▶ Materials provided

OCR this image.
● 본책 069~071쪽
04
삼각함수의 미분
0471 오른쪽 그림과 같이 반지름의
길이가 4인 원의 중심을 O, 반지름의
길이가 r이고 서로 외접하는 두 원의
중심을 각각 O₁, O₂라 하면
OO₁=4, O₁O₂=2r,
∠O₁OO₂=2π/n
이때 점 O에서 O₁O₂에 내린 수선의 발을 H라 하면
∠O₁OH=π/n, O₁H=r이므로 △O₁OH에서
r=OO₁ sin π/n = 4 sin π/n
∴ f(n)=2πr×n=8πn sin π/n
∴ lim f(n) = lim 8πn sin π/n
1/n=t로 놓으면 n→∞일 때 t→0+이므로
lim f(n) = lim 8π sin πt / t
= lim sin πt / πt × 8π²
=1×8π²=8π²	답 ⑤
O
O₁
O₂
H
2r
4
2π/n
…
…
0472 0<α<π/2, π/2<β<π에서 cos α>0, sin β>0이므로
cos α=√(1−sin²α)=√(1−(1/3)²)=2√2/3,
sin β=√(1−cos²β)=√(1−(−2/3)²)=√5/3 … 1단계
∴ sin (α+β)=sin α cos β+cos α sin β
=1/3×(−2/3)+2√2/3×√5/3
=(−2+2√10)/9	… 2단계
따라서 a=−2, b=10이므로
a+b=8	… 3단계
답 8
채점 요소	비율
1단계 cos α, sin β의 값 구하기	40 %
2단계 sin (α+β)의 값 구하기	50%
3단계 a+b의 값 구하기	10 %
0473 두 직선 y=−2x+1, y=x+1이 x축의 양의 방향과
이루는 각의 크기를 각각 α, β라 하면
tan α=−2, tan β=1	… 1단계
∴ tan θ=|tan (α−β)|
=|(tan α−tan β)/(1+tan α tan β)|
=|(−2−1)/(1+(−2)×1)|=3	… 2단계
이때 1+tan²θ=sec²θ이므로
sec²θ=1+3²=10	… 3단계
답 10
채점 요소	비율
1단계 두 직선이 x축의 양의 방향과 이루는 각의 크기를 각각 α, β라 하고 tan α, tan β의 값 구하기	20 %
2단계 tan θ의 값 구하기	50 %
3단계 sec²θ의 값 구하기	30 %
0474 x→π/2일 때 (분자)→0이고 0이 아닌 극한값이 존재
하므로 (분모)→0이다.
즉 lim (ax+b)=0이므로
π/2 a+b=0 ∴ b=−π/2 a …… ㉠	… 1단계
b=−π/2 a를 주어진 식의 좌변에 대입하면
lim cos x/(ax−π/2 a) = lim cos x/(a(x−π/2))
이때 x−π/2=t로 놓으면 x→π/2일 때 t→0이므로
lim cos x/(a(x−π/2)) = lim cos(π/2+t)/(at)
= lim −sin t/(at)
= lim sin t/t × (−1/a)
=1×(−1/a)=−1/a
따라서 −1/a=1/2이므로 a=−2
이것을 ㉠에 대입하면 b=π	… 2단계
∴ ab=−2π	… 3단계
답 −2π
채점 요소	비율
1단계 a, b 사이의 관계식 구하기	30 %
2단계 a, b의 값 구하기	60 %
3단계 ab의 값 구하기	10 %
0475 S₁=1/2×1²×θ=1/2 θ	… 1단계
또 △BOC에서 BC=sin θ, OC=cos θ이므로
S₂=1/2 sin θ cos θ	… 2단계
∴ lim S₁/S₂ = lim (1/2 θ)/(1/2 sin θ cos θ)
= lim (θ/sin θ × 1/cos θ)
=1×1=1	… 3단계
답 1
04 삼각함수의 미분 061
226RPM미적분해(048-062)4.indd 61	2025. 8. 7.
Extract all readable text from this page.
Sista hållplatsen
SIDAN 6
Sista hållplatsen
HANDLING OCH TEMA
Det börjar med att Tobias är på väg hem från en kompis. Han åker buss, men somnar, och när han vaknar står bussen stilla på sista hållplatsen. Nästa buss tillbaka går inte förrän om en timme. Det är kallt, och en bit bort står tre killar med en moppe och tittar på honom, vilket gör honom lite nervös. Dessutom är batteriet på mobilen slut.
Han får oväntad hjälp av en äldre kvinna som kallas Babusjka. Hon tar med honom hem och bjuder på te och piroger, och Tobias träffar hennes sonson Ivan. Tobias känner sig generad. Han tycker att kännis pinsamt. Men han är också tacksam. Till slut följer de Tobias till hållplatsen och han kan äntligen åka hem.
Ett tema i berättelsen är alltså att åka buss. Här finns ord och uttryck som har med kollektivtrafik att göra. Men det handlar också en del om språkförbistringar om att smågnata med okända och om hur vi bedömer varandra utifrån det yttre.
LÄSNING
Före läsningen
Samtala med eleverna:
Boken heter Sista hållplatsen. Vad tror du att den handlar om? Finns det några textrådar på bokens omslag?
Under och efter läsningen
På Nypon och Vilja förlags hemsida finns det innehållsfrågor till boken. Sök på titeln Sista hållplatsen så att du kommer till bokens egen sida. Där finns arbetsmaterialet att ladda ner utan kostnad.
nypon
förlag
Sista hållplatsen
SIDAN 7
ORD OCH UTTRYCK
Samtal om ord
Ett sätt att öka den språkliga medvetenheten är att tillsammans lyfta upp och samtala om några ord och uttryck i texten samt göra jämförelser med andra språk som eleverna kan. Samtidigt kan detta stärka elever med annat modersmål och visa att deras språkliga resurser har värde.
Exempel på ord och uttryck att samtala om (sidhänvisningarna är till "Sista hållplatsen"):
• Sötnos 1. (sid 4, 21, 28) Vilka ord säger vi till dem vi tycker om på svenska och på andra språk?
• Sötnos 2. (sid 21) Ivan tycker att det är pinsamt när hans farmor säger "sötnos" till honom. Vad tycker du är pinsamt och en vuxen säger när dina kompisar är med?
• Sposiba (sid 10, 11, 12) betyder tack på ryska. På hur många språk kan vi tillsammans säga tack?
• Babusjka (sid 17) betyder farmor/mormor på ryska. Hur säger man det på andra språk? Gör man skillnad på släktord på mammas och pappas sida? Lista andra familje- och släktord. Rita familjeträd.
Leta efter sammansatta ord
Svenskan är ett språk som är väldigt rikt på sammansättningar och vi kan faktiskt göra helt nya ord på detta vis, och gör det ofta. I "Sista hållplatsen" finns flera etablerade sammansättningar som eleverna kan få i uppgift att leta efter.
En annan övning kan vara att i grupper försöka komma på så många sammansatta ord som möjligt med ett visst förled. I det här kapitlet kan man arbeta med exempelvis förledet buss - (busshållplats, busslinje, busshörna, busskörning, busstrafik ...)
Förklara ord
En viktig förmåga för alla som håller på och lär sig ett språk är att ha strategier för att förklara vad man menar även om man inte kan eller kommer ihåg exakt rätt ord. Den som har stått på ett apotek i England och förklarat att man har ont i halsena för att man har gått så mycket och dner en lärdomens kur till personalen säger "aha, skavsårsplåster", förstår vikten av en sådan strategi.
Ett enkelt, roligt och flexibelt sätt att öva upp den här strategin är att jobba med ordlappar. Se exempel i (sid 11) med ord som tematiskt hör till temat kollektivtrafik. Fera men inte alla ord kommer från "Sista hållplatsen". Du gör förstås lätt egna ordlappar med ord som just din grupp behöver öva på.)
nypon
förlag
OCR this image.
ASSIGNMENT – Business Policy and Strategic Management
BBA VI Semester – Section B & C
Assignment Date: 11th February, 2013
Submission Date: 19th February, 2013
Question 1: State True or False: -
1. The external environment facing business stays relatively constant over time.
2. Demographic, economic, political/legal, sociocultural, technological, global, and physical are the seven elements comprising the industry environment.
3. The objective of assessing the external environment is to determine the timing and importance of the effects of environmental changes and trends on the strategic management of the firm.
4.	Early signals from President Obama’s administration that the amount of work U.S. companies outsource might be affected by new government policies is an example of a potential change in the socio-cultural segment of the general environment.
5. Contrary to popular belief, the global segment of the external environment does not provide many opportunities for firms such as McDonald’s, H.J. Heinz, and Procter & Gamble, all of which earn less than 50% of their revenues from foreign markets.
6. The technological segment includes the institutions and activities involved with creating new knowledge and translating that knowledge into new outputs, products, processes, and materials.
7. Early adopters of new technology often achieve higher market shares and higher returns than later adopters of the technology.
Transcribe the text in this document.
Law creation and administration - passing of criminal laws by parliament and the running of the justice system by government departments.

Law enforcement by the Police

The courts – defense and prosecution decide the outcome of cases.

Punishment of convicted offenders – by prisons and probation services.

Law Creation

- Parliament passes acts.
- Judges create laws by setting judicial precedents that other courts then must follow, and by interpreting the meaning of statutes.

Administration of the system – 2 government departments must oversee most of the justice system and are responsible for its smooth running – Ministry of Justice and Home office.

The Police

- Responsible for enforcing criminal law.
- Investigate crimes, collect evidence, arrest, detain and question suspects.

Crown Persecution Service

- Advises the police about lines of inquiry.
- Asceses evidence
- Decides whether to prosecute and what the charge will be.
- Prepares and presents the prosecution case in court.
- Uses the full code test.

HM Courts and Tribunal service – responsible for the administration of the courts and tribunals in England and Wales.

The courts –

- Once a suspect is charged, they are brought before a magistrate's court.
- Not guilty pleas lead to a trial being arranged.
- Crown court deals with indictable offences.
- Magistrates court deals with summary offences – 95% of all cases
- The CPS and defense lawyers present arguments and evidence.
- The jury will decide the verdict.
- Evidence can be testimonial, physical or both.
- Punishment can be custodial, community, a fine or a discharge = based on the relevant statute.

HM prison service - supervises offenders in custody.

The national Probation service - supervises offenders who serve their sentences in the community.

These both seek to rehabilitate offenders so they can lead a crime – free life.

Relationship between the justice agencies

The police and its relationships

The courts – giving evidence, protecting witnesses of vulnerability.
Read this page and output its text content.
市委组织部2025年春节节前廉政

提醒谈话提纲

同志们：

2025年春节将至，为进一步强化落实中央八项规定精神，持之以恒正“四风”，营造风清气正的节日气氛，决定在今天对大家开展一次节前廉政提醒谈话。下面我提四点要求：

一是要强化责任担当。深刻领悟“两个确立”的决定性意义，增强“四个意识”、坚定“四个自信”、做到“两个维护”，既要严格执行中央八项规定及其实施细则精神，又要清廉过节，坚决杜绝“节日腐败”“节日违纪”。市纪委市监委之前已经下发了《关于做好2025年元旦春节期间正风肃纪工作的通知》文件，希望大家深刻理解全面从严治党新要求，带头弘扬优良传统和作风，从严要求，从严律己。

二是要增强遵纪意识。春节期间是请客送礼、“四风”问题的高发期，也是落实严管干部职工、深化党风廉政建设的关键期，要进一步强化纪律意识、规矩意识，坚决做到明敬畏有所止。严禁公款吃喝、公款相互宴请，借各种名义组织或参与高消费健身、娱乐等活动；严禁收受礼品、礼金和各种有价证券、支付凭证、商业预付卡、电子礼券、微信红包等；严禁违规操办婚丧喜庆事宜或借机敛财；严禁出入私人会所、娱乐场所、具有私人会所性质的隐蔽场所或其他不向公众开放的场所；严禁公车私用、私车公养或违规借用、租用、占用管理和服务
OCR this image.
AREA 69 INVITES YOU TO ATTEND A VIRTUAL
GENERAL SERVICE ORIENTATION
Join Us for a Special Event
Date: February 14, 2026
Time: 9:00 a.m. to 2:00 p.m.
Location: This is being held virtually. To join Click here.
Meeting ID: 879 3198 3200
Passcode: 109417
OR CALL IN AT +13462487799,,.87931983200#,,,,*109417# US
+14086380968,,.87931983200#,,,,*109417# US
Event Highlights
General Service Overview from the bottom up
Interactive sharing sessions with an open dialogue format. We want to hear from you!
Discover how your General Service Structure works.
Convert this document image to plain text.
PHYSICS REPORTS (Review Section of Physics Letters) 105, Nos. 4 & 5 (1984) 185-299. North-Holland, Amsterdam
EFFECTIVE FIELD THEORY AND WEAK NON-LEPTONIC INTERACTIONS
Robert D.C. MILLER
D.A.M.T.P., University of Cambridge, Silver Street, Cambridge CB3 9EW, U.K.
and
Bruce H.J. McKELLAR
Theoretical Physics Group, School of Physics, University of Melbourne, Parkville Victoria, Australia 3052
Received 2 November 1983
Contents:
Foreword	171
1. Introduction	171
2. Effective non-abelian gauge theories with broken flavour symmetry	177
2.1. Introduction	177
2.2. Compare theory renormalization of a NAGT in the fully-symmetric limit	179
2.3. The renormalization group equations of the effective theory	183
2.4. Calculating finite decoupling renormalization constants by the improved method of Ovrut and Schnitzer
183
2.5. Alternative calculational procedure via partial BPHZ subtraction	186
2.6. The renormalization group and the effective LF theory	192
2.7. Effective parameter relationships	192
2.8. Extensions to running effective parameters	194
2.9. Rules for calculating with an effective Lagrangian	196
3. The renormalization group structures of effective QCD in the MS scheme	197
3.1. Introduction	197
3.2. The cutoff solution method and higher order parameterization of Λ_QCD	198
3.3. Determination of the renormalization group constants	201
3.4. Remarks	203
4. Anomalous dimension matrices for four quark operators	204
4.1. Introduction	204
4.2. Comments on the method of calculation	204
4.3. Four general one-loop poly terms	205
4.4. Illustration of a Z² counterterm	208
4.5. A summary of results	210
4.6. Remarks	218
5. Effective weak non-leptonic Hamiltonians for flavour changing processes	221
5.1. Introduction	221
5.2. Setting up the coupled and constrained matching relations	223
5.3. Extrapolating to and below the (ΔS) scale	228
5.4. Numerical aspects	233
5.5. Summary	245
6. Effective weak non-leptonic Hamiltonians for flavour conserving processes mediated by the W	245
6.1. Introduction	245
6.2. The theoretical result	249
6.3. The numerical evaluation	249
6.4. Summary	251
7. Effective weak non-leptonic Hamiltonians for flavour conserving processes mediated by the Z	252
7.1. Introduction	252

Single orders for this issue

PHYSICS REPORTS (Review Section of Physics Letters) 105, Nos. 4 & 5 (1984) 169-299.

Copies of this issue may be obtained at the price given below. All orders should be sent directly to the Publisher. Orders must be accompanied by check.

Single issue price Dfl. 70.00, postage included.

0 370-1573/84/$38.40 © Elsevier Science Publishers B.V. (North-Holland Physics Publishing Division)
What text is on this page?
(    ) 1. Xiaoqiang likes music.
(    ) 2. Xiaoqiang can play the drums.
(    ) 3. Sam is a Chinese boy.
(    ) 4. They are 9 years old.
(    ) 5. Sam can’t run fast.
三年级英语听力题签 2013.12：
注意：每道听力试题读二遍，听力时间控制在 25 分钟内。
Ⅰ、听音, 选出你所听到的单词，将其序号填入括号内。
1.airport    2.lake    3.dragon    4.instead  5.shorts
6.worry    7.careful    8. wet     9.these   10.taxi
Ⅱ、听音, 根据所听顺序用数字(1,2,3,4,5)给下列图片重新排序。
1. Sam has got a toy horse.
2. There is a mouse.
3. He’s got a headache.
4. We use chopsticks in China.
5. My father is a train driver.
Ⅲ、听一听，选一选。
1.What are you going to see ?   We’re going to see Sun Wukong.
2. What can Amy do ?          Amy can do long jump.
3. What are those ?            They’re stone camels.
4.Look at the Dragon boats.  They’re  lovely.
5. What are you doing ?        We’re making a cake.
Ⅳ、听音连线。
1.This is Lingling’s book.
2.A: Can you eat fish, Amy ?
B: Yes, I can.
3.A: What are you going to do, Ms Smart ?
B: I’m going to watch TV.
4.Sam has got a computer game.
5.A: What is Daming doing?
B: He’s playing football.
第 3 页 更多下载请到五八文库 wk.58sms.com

▶ Your objective
Look through the records and gather every line containing "page".

▶ Exercise output
Extract all readable text from this page.
Read this page and output its text content.
What text is on this page?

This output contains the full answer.